Exercise description: Copy, from the data below, every line that has "JSON" in it.

Given records:
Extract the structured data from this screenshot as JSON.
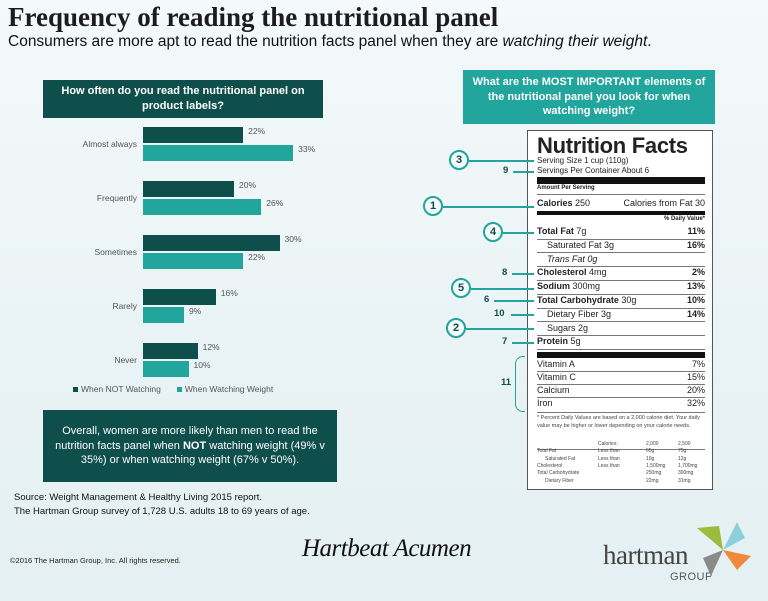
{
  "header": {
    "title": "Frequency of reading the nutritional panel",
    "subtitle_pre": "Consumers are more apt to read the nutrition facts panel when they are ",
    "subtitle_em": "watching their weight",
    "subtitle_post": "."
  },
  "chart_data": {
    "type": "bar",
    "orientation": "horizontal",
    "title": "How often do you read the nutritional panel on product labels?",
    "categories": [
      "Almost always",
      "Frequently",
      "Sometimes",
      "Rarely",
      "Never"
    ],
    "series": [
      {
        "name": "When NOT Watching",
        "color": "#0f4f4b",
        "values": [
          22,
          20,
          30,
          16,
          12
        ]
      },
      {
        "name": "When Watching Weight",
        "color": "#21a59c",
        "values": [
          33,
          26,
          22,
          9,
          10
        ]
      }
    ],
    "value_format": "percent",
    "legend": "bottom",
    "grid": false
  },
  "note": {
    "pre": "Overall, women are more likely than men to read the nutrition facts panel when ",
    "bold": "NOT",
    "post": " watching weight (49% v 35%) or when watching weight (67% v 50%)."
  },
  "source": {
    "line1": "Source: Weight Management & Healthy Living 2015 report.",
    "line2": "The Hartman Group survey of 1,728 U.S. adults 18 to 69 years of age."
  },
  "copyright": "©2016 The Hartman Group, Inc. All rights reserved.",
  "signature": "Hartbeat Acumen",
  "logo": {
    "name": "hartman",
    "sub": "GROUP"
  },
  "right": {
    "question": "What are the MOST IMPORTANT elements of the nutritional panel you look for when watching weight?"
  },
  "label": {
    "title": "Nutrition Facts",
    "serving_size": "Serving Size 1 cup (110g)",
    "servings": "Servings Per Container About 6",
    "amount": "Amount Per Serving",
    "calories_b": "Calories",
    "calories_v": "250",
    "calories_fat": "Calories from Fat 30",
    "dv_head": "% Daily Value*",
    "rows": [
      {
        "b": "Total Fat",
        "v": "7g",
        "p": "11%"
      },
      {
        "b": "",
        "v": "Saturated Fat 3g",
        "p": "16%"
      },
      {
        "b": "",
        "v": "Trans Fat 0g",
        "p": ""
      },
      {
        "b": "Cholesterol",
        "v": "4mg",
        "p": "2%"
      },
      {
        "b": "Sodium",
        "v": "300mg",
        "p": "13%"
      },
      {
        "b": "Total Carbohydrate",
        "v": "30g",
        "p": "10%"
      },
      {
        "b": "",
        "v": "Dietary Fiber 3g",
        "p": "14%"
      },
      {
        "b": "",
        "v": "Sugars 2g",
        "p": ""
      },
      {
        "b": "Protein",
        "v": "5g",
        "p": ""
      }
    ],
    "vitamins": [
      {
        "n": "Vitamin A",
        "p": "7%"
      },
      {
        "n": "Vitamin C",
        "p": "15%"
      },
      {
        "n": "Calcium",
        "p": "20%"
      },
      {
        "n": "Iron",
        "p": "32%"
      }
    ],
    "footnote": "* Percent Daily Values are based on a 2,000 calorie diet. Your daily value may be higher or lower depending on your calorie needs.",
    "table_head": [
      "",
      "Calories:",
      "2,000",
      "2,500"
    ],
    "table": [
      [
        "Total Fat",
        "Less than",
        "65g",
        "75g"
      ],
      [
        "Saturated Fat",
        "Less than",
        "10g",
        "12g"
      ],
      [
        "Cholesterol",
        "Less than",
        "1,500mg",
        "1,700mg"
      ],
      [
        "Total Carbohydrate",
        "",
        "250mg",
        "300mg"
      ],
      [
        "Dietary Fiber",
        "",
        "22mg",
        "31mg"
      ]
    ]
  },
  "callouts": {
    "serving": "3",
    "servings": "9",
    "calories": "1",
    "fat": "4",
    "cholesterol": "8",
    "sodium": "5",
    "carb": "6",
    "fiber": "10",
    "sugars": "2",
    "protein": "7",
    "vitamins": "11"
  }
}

* * *

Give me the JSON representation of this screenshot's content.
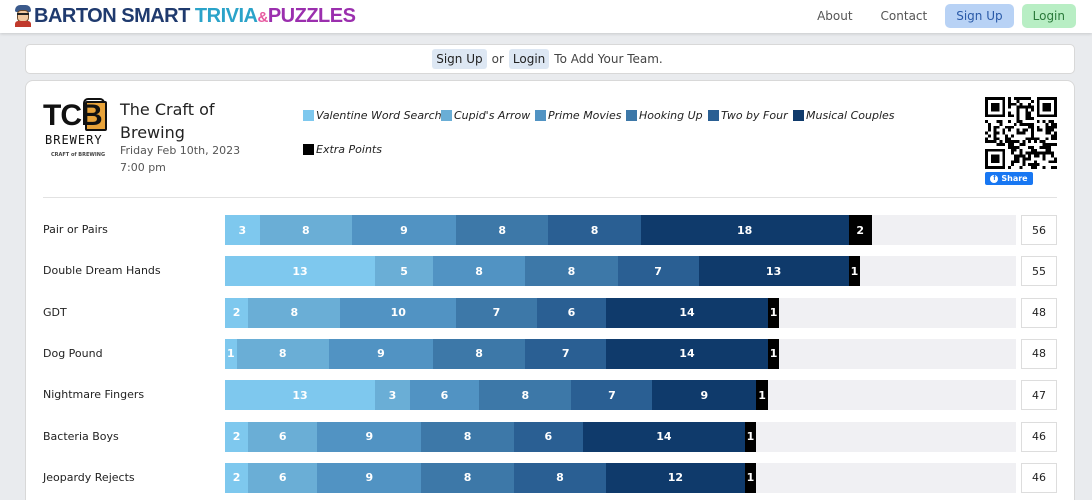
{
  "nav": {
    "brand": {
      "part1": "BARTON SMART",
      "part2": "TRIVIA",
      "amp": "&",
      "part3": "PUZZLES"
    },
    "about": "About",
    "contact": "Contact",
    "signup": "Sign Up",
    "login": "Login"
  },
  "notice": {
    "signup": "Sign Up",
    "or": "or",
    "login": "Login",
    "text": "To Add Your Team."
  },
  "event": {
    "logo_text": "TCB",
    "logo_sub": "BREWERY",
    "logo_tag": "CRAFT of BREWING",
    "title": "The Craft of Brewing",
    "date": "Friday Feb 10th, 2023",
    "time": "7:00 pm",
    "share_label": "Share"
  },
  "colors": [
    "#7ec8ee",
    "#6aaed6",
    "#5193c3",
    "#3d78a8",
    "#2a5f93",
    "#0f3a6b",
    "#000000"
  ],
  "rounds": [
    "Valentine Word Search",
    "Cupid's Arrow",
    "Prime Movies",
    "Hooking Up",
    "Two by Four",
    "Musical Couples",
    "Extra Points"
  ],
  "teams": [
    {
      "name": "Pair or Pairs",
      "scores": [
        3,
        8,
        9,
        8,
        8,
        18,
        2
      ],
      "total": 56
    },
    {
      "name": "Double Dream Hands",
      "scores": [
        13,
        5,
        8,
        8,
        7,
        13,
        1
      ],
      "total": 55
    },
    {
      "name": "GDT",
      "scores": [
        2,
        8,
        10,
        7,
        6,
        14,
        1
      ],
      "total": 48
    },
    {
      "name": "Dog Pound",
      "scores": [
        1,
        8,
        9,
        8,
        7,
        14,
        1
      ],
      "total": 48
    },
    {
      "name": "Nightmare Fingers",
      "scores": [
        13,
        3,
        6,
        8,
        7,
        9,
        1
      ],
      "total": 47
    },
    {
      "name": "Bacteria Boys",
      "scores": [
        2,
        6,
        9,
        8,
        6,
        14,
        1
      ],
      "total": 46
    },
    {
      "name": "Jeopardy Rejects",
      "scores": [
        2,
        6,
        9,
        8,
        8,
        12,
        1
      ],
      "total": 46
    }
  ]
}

==

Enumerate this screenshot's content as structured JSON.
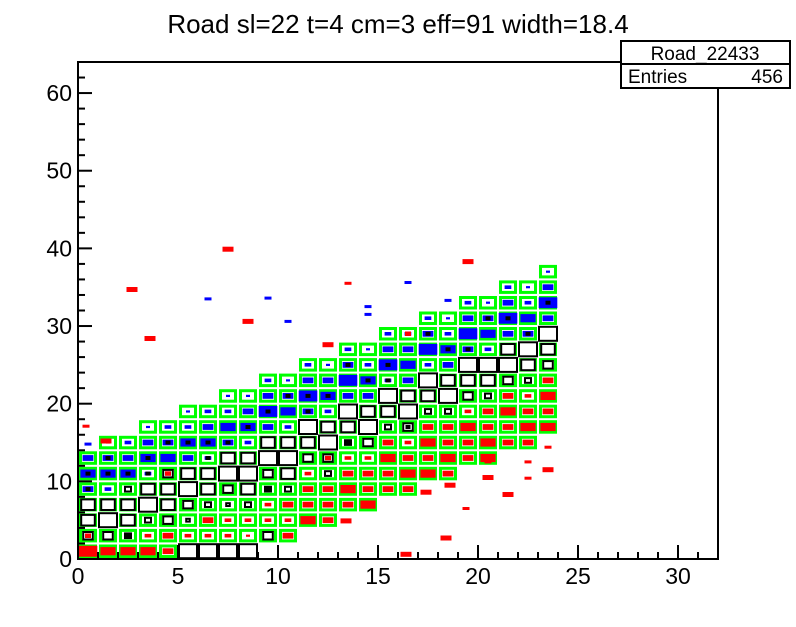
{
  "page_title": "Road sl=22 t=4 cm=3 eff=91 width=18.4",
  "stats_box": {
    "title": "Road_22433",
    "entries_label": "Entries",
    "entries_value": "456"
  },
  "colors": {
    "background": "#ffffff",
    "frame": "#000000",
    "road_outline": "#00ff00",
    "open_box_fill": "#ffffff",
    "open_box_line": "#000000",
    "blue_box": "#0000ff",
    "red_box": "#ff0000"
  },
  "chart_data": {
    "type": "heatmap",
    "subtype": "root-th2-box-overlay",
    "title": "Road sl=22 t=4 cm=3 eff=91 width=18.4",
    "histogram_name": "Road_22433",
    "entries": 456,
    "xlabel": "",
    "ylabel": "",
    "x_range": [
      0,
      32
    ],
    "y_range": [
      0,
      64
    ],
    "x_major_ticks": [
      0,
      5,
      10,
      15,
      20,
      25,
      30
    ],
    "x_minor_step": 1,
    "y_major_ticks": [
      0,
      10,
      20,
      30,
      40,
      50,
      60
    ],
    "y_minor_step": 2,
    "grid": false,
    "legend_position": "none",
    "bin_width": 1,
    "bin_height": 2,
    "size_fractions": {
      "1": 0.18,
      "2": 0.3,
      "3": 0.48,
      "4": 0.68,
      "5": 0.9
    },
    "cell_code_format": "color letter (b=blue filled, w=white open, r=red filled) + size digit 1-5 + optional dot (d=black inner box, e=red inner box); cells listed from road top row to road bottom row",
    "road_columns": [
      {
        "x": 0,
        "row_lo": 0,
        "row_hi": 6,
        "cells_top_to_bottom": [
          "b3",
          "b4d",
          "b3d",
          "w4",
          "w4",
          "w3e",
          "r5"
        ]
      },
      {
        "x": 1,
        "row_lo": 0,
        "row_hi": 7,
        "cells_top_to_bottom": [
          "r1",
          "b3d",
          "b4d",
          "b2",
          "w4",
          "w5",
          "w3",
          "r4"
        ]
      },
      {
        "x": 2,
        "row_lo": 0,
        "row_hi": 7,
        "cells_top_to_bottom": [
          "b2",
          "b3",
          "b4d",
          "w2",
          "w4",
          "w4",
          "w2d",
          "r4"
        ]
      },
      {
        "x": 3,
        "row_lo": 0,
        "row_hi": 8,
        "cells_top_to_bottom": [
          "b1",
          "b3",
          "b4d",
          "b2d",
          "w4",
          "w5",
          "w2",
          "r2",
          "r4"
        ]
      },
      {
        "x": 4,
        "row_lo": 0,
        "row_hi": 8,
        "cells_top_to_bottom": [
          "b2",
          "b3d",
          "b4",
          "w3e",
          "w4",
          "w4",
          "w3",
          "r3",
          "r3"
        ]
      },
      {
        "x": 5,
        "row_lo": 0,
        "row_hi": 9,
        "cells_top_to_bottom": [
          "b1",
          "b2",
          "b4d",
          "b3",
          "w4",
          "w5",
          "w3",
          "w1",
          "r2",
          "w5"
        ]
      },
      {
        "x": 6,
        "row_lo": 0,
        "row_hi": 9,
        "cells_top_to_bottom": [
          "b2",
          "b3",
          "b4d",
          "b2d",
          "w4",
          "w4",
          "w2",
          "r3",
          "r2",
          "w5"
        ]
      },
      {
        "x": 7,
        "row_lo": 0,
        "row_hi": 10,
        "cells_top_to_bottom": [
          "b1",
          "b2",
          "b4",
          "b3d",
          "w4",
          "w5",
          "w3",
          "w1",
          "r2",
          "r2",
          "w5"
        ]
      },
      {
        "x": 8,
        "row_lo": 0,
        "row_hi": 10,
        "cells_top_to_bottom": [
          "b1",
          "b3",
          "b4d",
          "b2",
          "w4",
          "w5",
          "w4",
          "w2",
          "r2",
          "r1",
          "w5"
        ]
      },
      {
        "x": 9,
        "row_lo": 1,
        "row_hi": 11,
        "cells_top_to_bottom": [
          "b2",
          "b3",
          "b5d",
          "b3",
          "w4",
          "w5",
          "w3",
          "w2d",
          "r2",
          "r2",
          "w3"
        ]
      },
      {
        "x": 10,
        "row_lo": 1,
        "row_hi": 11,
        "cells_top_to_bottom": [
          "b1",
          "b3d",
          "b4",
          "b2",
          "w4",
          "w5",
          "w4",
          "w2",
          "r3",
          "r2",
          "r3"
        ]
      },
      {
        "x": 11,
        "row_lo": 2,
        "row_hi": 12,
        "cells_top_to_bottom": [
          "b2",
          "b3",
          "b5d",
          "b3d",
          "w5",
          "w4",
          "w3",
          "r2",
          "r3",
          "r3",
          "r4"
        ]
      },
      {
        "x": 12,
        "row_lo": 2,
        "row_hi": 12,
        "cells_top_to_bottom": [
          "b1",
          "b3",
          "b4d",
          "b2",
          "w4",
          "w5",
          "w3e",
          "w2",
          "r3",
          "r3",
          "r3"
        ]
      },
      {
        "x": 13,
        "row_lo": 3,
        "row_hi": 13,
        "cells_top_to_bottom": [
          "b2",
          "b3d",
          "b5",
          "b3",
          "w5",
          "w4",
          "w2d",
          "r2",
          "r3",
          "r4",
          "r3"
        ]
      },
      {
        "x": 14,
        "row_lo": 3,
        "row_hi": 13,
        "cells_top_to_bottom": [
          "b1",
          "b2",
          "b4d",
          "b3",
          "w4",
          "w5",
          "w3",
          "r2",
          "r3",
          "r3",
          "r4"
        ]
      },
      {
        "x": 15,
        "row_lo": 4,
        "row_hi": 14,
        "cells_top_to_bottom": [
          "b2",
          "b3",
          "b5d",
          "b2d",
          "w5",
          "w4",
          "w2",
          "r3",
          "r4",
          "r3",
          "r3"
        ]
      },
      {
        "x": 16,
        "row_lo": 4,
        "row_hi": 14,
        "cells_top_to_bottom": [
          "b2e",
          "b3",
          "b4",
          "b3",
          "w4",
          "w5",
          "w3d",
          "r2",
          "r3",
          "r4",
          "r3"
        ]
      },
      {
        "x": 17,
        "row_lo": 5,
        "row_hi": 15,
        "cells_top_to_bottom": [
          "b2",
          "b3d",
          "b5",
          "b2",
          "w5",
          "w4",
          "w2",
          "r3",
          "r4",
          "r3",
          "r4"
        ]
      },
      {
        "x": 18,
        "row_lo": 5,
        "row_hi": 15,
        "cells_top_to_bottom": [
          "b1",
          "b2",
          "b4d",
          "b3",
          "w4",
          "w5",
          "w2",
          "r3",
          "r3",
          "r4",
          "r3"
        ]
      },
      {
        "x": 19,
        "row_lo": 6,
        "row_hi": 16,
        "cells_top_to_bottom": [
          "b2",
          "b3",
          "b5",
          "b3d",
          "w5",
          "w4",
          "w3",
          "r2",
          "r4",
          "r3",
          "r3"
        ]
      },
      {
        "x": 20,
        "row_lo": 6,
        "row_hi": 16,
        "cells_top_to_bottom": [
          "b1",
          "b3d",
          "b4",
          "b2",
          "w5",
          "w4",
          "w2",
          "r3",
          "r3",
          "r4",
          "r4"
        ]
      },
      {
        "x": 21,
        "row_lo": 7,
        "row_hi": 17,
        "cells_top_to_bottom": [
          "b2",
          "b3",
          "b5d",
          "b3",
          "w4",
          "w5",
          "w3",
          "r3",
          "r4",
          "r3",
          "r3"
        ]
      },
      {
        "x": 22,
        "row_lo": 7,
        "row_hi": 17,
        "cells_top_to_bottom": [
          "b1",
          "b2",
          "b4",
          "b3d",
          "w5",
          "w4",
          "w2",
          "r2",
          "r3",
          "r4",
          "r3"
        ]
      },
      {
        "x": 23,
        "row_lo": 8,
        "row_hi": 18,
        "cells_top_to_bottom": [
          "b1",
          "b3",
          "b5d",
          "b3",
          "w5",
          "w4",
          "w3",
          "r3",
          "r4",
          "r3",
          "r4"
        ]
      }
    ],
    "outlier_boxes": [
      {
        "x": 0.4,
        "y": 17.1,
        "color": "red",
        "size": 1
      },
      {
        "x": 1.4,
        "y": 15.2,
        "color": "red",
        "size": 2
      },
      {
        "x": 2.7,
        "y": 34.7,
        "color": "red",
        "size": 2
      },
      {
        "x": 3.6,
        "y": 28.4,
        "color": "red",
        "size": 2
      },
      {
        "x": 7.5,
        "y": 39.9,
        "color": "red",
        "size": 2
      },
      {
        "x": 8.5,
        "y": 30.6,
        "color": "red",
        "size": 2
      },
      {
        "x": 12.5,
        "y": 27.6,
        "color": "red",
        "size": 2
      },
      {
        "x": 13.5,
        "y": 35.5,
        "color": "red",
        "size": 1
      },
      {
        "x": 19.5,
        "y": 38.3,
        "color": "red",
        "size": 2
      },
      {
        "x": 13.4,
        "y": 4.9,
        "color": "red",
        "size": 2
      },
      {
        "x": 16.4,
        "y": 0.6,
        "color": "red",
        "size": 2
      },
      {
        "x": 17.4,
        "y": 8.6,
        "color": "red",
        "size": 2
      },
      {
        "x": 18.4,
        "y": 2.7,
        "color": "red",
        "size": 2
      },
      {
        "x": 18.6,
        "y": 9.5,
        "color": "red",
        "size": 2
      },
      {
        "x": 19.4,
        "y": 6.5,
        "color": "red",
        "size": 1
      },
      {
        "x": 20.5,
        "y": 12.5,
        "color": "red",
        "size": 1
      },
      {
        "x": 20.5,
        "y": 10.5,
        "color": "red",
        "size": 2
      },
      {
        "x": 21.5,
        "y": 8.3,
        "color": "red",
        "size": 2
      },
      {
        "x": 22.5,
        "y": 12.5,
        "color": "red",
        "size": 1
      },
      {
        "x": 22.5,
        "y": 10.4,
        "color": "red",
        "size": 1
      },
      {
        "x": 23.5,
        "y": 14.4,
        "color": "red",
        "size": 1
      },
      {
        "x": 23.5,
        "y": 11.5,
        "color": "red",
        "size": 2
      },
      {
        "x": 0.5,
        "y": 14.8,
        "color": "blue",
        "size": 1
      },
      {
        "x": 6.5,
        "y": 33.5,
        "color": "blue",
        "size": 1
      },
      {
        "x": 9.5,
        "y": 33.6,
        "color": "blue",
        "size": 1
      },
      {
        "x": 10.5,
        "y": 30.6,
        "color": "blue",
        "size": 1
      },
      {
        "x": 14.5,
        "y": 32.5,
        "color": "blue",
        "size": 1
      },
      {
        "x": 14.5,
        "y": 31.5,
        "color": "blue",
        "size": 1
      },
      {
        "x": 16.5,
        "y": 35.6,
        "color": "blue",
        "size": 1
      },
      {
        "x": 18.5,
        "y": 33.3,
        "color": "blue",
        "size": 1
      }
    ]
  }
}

Exercise result:
Extract the structured data from this screenshot as JSON.
Give me the JSON representation of this screenshot's content.
Enumerate this screenshot's content as structured JSON.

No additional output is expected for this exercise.